#### [THE TASK]
Every line of the listing must be reproduced as it stands. Leave the images behind.

[start of PROVIDED RECORDS]

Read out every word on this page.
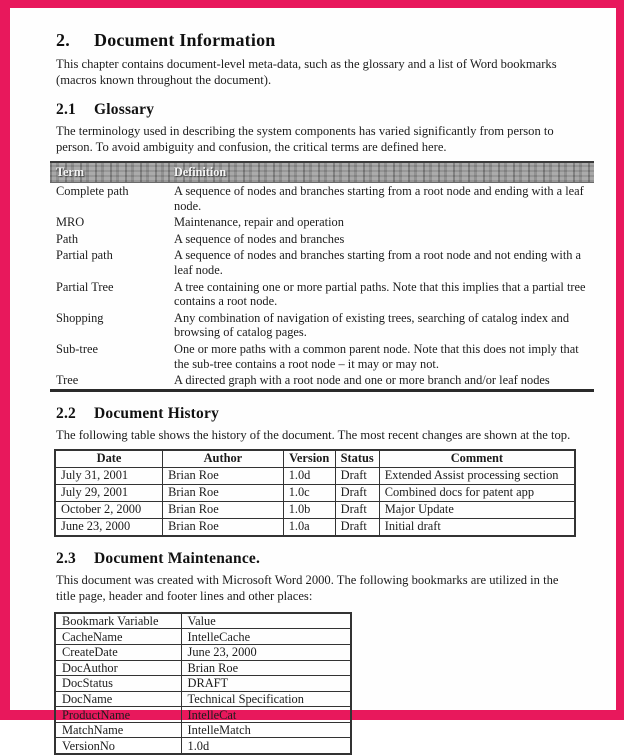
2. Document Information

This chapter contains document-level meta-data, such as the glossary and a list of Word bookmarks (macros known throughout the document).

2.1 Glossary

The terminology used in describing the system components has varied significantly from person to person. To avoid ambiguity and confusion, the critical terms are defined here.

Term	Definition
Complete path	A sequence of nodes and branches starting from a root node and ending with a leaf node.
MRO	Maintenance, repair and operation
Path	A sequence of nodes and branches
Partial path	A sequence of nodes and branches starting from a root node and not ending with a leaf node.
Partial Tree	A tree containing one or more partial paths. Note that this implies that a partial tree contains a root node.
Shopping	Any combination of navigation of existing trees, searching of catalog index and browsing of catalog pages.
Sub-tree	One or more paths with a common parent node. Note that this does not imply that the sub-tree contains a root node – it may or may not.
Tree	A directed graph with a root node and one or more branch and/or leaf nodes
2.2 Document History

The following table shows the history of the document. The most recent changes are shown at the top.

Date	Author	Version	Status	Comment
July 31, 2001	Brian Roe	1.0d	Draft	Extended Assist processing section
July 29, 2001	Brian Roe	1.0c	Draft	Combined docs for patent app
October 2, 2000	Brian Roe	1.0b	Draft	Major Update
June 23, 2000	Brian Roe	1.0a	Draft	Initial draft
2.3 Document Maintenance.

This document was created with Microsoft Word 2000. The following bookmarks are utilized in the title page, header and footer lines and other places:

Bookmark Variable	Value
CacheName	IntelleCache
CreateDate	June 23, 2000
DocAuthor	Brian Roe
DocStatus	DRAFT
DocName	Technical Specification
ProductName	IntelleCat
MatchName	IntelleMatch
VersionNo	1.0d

[end of PROVIDED RECORDS]

#### [THE ANSWER]
Read out every word on this page.
2. Document Information

This chapter contains document-level meta-data, such as the glossary and a list of Word bookmarks (macros known throughout the document).

2.1 Glossary

The terminology used in describing the system components has varied significantly from person to person. To avoid ambiguity and confusion, the critical terms are defined here.

Term	Definition
Complete path	A sequence of nodes and branches starting from a root node and ending with a leaf node.
MRO	Maintenance, repair and operation
Path	A sequence of nodes and branches
Partial path	A sequence of nodes and branches starting from a root node and not ending with a leaf node.
Partial Tree	A tree containing one or more partial paths. Note that this implies that a partial tree contains a root node.
Shopping	Any combination of navigation of existing trees, searching of catalog index and browsing of catalog pages.
Sub-tree	One or more paths with a common parent node. Note that this does not imply that the sub-tree contains a root node – it may or may not.
Tree	A directed graph with a root node and one or more branch and/or leaf nodes
2.2 Document History

The following table shows the history of the document. The most recent changes are shown at the top.

Date	Author	Version	Status	Comment
July 31, 2001	Brian Roe	1.0d	Draft	Extended Assist processing section
July 29, 2001	Brian Roe	1.0c	Draft	Combined docs for patent app
October 2, 2000	Brian Roe	1.0b	Draft	Major Update
June 23, 2000	Brian Roe	1.0a	Draft	Initial draft
2.3 Document Maintenance.

This document was created with Microsoft Word 2000. The following bookmarks are utilized in the title page, header and footer lines and other places:

Bookmark Variable	Value
CacheName	IntelleCache
CreateDate	June 23, 2000
DocAuthor	Brian Roe
DocStatus	DRAFT
DocName	Technical Specification
ProductName	IntelleCat
MatchName	IntelleMatch
VersionNo	1.0d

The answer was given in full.